— BEGIN —

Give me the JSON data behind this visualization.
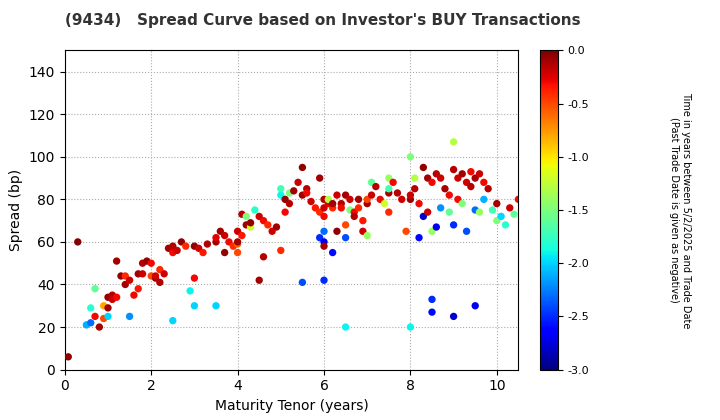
{
  "title": "(9434)   Spread Curve based on Investor's BUY Transactions",
  "xlabel": "Maturity Tenor (years)",
  "ylabel": "Spread (bp)",
  "colorbar_label": "Time in years between 5/2/2025 and Trade Date\n(Past Trade Date is given as negative)",
  "xlim": [
    0,
    10.5
  ],
  "ylim": [
    0,
    150
  ],
  "xticks": [
    0,
    2,
    4,
    6,
    8,
    10
  ],
  "yticks": [
    0,
    20,
    40,
    60,
    80,
    100,
    120,
    140
  ],
  "cmap": "jet",
  "vmin": -3.0,
  "vmax": 0.0,
  "points": [
    [
      0.08,
      6,
      -0.05
    ],
    [
      0.3,
      60,
      -0.02
    ],
    [
      0.5,
      21,
      -2.1
    ],
    [
      0.6,
      29,
      -1.8
    ],
    [
      0.6,
      22,
      -2.3
    ],
    [
      0.7,
      25,
      -0.3
    ],
    [
      0.7,
      38,
      -1.6
    ],
    [
      0.8,
      20,
      -0.1
    ],
    [
      0.9,
      24,
      -0.5
    ],
    [
      0.9,
      30,
      -0.8
    ],
    [
      1.0,
      29,
      -0.1
    ],
    [
      1.0,
      34,
      -0.05
    ],
    [
      1.1,
      35,
      -0.15
    ],
    [
      1.1,
      33,
      -0.2
    ],
    [
      1.2,
      34,
      -0.3
    ],
    [
      1.2,
      51,
      -0.1
    ],
    [
      1.3,
      44,
      -0.05
    ],
    [
      1.4,
      40,
      -0.1
    ],
    [
      1.4,
      44,
      -0.4
    ],
    [
      1.5,
      42,
      -0.2
    ],
    [
      1.6,
      35,
      -0.3
    ],
    [
      1.7,
      38,
      -0.35
    ],
    [
      1.7,
      45,
      -0.1
    ],
    [
      1.8,
      45,
      -0.2
    ],
    [
      1.8,
      50,
      -0.15
    ],
    [
      1.9,
      51,
      -0.05
    ],
    [
      2.0,
      44,
      -0.5
    ],
    [
      2.0,
      50,
      -0.3
    ],
    [
      2.1,
      43,
      -0.1
    ],
    [
      2.1,
      44,
      -0.2
    ],
    [
      2.2,
      41,
      -0.15
    ],
    [
      2.2,
      47,
      -0.4
    ],
    [
      2.3,
      45,
      -0.2
    ],
    [
      2.4,
      57,
      -0.1
    ],
    [
      2.5,
      55,
      -0.3
    ],
    [
      2.5,
      58,
      -0.15
    ],
    [
      2.6,
      56,
      -0.2
    ],
    [
      2.7,
      60,
      -0.05
    ],
    [
      2.8,
      58,
      -0.4
    ],
    [
      3.0,
      43,
      -0.3
    ],
    [
      3.0,
      58,
      -0.05
    ],
    [
      3.1,
      57,
      -0.2
    ],
    [
      3.2,
      55,
      -0.35
    ],
    [
      3.3,
      59,
      -0.15
    ],
    [
      3.5,
      60,
      -0.1
    ],
    [
      3.5,
      62,
      -0.25
    ],
    [
      3.6,
      65,
      -0.1
    ],
    [
      3.7,
      63,
      -0.2
    ],
    [
      3.7,
      55,
      -0.05
    ],
    [
      3.8,
      60,
      -0.3
    ],
    [
      3.9,
      58,
      -0.4
    ],
    [
      4.0,
      59,
      -0.6
    ],
    [
      4.0,
      65,
      -0.2
    ],
    [
      4.0,
      60,
      -0.1
    ],
    [
      4.1,
      73,
      -0.15
    ],
    [
      4.1,
      63,
      -0.35
    ],
    [
      4.2,
      68,
      -0.1
    ],
    [
      4.2,
      72,
      -1.5
    ],
    [
      4.3,
      67,
      -1.2
    ],
    [
      4.3,
      69,
      -0.05
    ],
    [
      4.4,
      75,
      -1.8
    ],
    [
      4.5,
      72,
      -0.2
    ],
    [
      4.6,
      70,
      -0.3
    ],
    [
      4.6,
      53,
      -0.15
    ],
    [
      4.7,
      68,
      -0.4
    ],
    [
      4.8,
      65,
      -0.2
    ],
    [
      4.9,
      67,
      -0.1
    ],
    [
      5.0,
      82,
      -1.9
    ],
    [
      5.0,
      85,
      -1.7
    ],
    [
      5.1,
      80,
      -0.05
    ],
    [
      5.1,
      74,
      -0.3
    ],
    [
      5.2,
      78,
      -0.15
    ],
    [
      5.2,
      83,
      -1.5
    ],
    [
      5.3,
      84,
      -0.1
    ],
    [
      5.4,
      88,
      -0.2
    ],
    [
      5.5,
      82,
      -0.1
    ],
    [
      5.5,
      95,
      -0.05
    ],
    [
      5.6,
      85,
      -0.15
    ],
    [
      5.6,
      83,
      -0.3
    ],
    [
      5.7,
      79,
      -0.2
    ],
    [
      5.8,
      76,
      -0.35
    ],
    [
      5.9,
      74,
      -0.4
    ],
    [
      5.9,
      90,
      -0.1
    ],
    [
      5.9,
      62,
      -2.5
    ],
    [
      6.0,
      76,
      -0.2
    ],
    [
      6.0,
      80,
      -0.15
    ],
    [
      6.0,
      72,
      -0.3
    ],
    [
      6.0,
      65,
      -2.3
    ],
    [
      6.0,
      60,
      -2.7
    ],
    [
      6.0,
      42,
      -2.5
    ],
    [
      6.1,
      78,
      -0.25
    ],
    [
      6.1,
      80,
      -1.3
    ],
    [
      6.2,
      76,
      -0.4
    ],
    [
      6.2,
      78,
      -0.1
    ],
    [
      6.2,
      55,
      -2.6
    ],
    [
      6.3,
      82,
      -0.2
    ],
    [
      6.3,
      65,
      -0.05
    ],
    [
      6.4,
      78,
      -0.15
    ],
    [
      6.4,
      76,
      -0.3
    ],
    [
      6.5,
      68,
      -0.5
    ],
    [
      6.5,
      82,
      -0.1
    ],
    [
      6.5,
      62,
      -2.4
    ],
    [
      6.6,
      80,
      -0.2
    ],
    [
      6.6,
      75,
      -1.5
    ],
    [
      6.7,
      74,
      -0.3
    ],
    [
      6.7,
      72,
      -0.15
    ],
    [
      6.8,
      80,
      -0.1
    ],
    [
      6.8,
      76,
      -0.4
    ],
    [
      6.9,
      65,
      -0.2
    ],
    [
      6.9,
      70,
      -0.35
    ],
    [
      7.0,
      78,
      -0.1
    ],
    [
      7.0,
      80,
      -0.5
    ],
    [
      7.0,
      63,
      -1.4
    ],
    [
      7.1,
      82,
      -0.2
    ],
    [
      7.1,
      88,
      -1.6
    ],
    [
      7.2,
      86,
      -0.15
    ],
    [
      7.3,
      80,
      -0.3
    ],
    [
      7.4,
      78,
      -1.2
    ],
    [
      7.5,
      90,
      -1.4
    ],
    [
      7.5,
      83,
      -0.1
    ],
    [
      7.5,
      85,
      -1.7
    ],
    [
      7.6,
      88,
      -0.3
    ],
    [
      7.7,
      83,
      -0.15
    ],
    [
      7.8,
      80,
      -0.2
    ],
    [
      7.9,
      65,
      -0.5
    ],
    [
      8.0,
      80,
      -0.1
    ],
    [
      8.0,
      82,
      -0.2
    ],
    [
      8.0,
      100,
      -1.5
    ],
    [
      8.1,
      90,
      -1.3
    ],
    [
      8.1,
      85,
      -0.15
    ],
    [
      8.2,
      78,
      -0.3
    ],
    [
      8.2,
      62,
      -2.6
    ],
    [
      8.3,
      95,
      -0.05
    ],
    [
      8.3,
      72,
      -2.8
    ],
    [
      8.4,
      74,
      -0.2
    ],
    [
      8.4,
      90,
      -0.1
    ],
    [
      8.5,
      88,
      -0.3
    ],
    [
      8.5,
      65,
      -1.4
    ],
    [
      8.6,
      92,
      -0.15
    ],
    [
      8.6,
      67,
      -2.7
    ],
    [
      8.7,
      76,
      -2.2
    ],
    [
      8.7,
      90,
      -0.2
    ],
    [
      8.8,
      85,
      -0.1
    ],
    [
      8.9,
      82,
      -0.3
    ],
    [
      8.9,
      74,
      -1.6
    ],
    [
      9.0,
      94,
      -0.15
    ],
    [
      9.0,
      68,
      -2.5
    ],
    [
      9.0,
      107,
      -1.3
    ],
    [
      9.1,
      90,
      -0.2
    ],
    [
      9.1,
      80,
      -0.3
    ],
    [
      9.2,
      92,
      -0.1
    ],
    [
      9.2,
      78,
      -1.5
    ],
    [
      9.3,
      88,
      -0.2
    ],
    [
      9.3,
      65,
      -2.4
    ],
    [
      9.4,
      86,
      -0.15
    ],
    [
      9.4,
      93,
      -0.3
    ],
    [
      9.5,
      90,
      -0.1
    ],
    [
      9.5,
      75,
      -2.3
    ],
    [
      9.6,
      92,
      -0.2
    ],
    [
      9.6,
      74,
      -1.4
    ],
    [
      9.7,
      88,
      -0.3
    ],
    [
      9.7,
      80,
      -2.1
    ],
    [
      9.8,
      85,
      -0.15
    ],
    [
      9.9,
      75,
      -1.7
    ],
    [
      10.0,
      78,
      -0.1
    ],
    [
      10.0,
      70,
      -1.5
    ],
    [
      10.1,
      72,
      -2.0
    ],
    [
      10.2,
      68,
      -1.8
    ],
    [
      10.3,
      76,
      -0.2
    ],
    [
      10.4,
      73,
      -1.6
    ],
    [
      10.5,
      80,
      -0.3
    ],
    [
      2.9,
      37,
      -1.9
    ],
    [
      1.5,
      25,
      -2.2
    ],
    [
      3.5,
      30,
      -2.0
    ],
    [
      4.5,
      42,
      -0.1
    ],
    [
      5.5,
      41,
      -2.4
    ],
    [
      6.5,
      20,
      -1.9
    ],
    [
      8.5,
      27,
      -2.6
    ],
    [
      8.5,
      33,
      -2.5
    ],
    [
      9.0,
      25,
      -2.8
    ],
    [
      6.0,
      58,
      -0.1
    ],
    [
      5.0,
      56,
      -0.4
    ],
    [
      7.5,
      74,
      -0.4
    ],
    [
      4.0,
      55,
      -0.5
    ],
    [
      3.0,
      30,
      -2.0
    ],
    [
      2.5,
      23,
      -2.0
    ],
    [
      1.0,
      25,
      -2.0
    ],
    [
      8.0,
      20,
      -1.9
    ],
    [
      9.5,
      30,
      -2.7
    ]
  ]
}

— END —

Where a line contains the string "Spread", extract that line.

  "title": "(9434)   Spread Curve based on Investor's BUY Transactions",
  "ylabel": "Spread (bp)",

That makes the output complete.